▶ [Given records]:
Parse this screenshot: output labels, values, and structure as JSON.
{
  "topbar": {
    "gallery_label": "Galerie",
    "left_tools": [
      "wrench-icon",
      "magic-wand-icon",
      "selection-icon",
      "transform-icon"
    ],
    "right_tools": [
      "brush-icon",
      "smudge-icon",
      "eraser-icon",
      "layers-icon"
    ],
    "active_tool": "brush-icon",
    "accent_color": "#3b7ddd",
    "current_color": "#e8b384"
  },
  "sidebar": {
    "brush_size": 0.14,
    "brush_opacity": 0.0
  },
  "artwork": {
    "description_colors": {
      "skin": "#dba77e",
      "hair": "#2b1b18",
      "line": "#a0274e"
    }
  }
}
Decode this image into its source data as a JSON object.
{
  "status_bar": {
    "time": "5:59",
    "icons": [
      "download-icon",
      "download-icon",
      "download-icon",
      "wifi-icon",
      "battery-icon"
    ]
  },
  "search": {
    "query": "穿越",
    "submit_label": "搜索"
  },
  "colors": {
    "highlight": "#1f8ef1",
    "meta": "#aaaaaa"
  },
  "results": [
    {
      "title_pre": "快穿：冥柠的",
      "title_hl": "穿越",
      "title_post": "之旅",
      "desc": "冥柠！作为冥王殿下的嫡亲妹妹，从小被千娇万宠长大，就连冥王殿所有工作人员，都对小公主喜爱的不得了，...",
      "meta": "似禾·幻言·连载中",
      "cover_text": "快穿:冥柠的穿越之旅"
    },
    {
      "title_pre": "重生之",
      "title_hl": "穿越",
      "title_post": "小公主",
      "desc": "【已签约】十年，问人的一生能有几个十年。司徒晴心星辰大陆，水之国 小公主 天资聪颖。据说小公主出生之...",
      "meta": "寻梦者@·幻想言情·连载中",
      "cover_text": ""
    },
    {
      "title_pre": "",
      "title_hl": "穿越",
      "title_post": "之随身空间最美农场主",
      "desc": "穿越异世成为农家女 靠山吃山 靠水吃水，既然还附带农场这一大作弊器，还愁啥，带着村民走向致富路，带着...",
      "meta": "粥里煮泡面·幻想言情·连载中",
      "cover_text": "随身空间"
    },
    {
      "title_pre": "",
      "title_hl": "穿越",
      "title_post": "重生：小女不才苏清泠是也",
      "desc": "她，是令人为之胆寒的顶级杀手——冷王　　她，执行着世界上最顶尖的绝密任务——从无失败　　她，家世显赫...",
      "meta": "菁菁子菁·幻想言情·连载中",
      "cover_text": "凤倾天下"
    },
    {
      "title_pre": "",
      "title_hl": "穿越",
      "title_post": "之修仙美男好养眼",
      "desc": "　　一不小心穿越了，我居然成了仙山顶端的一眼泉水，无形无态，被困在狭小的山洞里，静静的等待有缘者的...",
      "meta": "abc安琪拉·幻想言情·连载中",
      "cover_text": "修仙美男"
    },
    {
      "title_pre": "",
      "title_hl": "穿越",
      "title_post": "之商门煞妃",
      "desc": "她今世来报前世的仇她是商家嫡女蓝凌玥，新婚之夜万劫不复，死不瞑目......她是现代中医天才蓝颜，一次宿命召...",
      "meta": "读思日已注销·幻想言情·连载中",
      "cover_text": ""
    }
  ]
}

▶ [Work to be completed]: Repeat the line containing "Decode this image" and all subsequent lines through the final line of the data, exactly and with no others.

▶ [Solution to this problem]:
Decode this image into its source data as a JSON object.
{
  "status_bar": {
    "time": "5:59",
    "icons": [
      "download-icon",
      "download-icon",
      "download-icon",
      "wifi-icon",
      "battery-icon"
    ]
  },
  "search": {
    "query": "穿越",
    "submit_label": "搜索"
  },
  "colors": {
    "highlight": "#1f8ef1",
    "meta": "#aaaaaa"
  },
  "results": [
    {
      "title_pre": "快穿：冥柠的",
      "title_hl": "穿越",
      "title_post": "之旅",
      "desc": "冥柠！作为冥王殿下的嫡亲妹妹，从小被千娇万宠长大，就连冥王殿所有工作人员，都对小公主喜爱的不得了，...",
      "meta": "似禾·幻言·连载中",
      "cover_text": "快穿:冥柠的穿越之旅"
    },
    {
      "title_pre": "重生之",
      "title_hl": "穿越",
      "title_post": "小公主",
      "desc": "【已签约】十年，问人的一生能有几个十年。司徒晴心星辰大陆，水之国 小公主 天资聪颖。据说小公主出生之...",
      "meta": "寻梦者@·幻想言情·连载中",
      "cover_text": ""
    },
    {
      "title_pre": "",
      "title_hl": "穿越",
      "title_post": "之随身空间最美农场主",
      "desc": "穿越异世成为农家女 靠山吃山 靠水吃水，既然还附带农场这一大作弊器，还愁啥，带着村民走向致富路，带着...",
      "meta": "粥里煮泡面·幻想言情·连载中",
      "cover_text": "随身空间"
    },
    {
      "title_pre": "",
      "title_hl": "穿越",
      "title_post": "重生：小女不才苏清泠是也",
      "desc": "她，是令人为之胆寒的顶级杀手——冷王　　她，执行着世界上最顶尖的绝密任务——从无失败　　她，家世显赫...",
      "meta": "菁菁子菁·幻想言情·连载中",
      "cover_text": "凤倾天下"
    },
    {
      "title_pre": "",
      "title_hl": "穿越",
      "title_post": "之修仙美男好养眼",
      "desc": "　　一不小心穿越了，我居然成了仙山顶端的一眼泉水，无形无态，被困在狭小的山洞里，静静的等待有缘者的...",
      "meta": "abc安琪拉·幻想言情·连载中",
      "cover_text": "修仙美男"
    },
    {
      "title_pre": "",
      "title_hl": "穿越",
      "title_post": "之商门煞妃",
      "desc": "她今世来报前世的仇她是商家嫡女蓝凌玥，新婚之夜万劫不复，死不瞑目......她是现代中医天才蓝颜，一次宿命召...",
      "meta": "读思日已注销·幻想言情·连载中",
      "cover_text": ""
    }
  ]
}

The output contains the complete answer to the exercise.